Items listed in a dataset
----
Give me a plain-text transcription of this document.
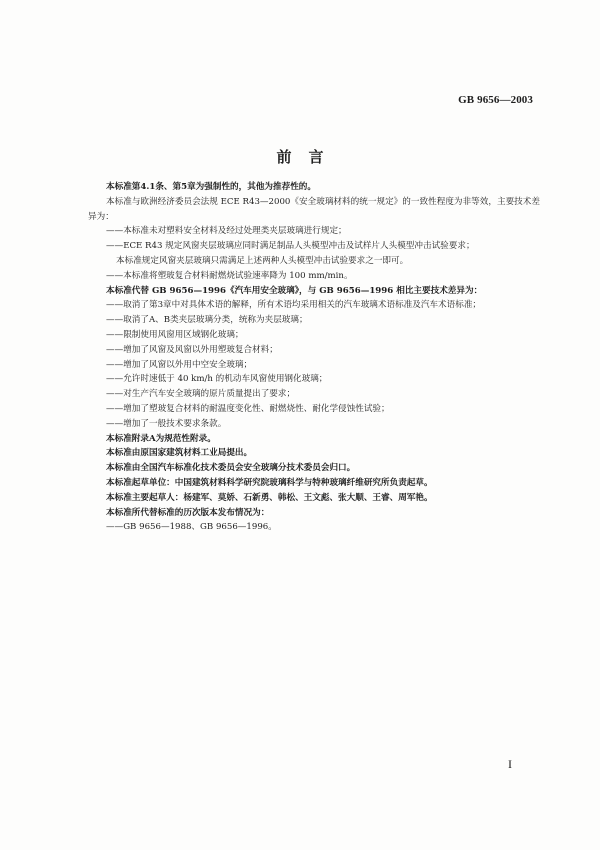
GB 9656—2003
前言

本标准第4.1条、第5章为强制性的，其他为推荐性的。

本标准与欧洲经济委员会法规 ECE R43—2000《安全玻璃材料的统一规定》的一致性程度为非等效，主要技术差异为：

——本标准未对塑料安全材料及经过处理类夹层玻璃进行规定；

——ECE R43 规定风窗夹层玻璃应同时满足制品人头模型冲击及试样片人头模型冲击试验要求；

本标准规定风窗夹层玻璃只需满足上述两种人头模型冲击试验要求之一即可。

——本标准将塑玻复合材料耐燃烧试验速率降为 100 mm/min。

本标准代替 GB 9656—1996《汽车用安全玻璃》，与 GB 9656—1996 相比主要技术差异为：

——取消了第3章中对具体术语的解释，所有术语均采用相关的汽车玻璃术语标准及汽车术语标准；

——取消了A、B类夹层玻璃分类，统称为夹层玻璃；

——限制使用风窗用区域钢化玻璃；

——增加了风窗及风窗以外用塑玻复合材料；

——增加了风窗以外用中空安全玻璃；

——允许时速低于 40 km/h 的机动车风窗使用钢化玻璃；

——对生产汽车安全玻璃的原片质量提出了要求；

——增加了塑玻复合材料的耐温度变化性、耐燃烧性、耐化学侵蚀性试验；

——增加了一般技术要求条款。

本标准附录A为规范性附录。

本标准由原国家建筑材料工业局提出。

本标准由全国汽车标准化技术委员会安全玻璃分技术委员会归口。

本标准起草单位：中国建筑材料科学研究院玻璃科学与特种玻璃纤维研究所负责起草。

本标准主要起草人：杨建军、莫娇、石新勇、韩松、王文彪、张大顺、王睿、周军艳。

本标准所代替标准的历次版本发布情况为：

——GB 9656—1988、GB 9656—1996。

I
----
> Task prompt
Return each line from the material above exactly, but not the pictures.

> Task solution
Give me a plain-text transcription of this document.
GB 9656—2003
前言

本标准第4.1条、第5章为强制性的，其他为推荐性的。

本标准与欧洲经济委员会法规 ECE R43—2000《安全玻璃材料的统一规定》的一致性程度为非等效，主要技术差异为：

——本标准未对塑料安全材料及经过处理类夹层玻璃进行规定；

——ECE R43 规定风窗夹层玻璃应同时满足制品人头模型冲击及试样片人头模型冲击试验要求；

本标准规定风窗夹层玻璃只需满足上述两种人头模型冲击试验要求之一即可。

——本标准将塑玻复合材料耐燃烧试验速率降为 100 mm/min。

本标准代替 GB 9656—1996《汽车用安全玻璃》，与 GB 9656—1996 相比主要技术差异为：

——取消了第3章中对具体术语的解释，所有术语均采用相关的汽车玻璃术语标准及汽车术语标准；

——取消了A、B类夹层玻璃分类，统称为夹层玻璃；

——限制使用风窗用区域钢化玻璃；

——增加了风窗及风窗以外用塑玻复合材料；

——增加了风窗以外用中空安全玻璃；

——允许时速低于 40 km/h 的机动车风窗使用钢化玻璃；

——对生产汽车安全玻璃的原片质量提出了要求；

——增加了塑玻复合材料的耐温度变化性、耐燃烧性、耐化学侵蚀性试验；

——增加了一般技术要求条款。

本标准附录A为规范性附录。

本标准由原国家建筑材料工业局提出。

本标准由全国汽车标准化技术委员会安全玻璃分技术委员会归口。

本标准起草单位：中国建筑材料科学研究院玻璃科学与特种玻璃纤维研究所负责起草。

本标准主要起草人：杨建军、莫娇、石新勇、韩松、王文彪、张大顺、王睿、周军艳。

本标准所代替标准的历次版本发布情况为：

——GB 9656—1988、GB 9656—1996。

I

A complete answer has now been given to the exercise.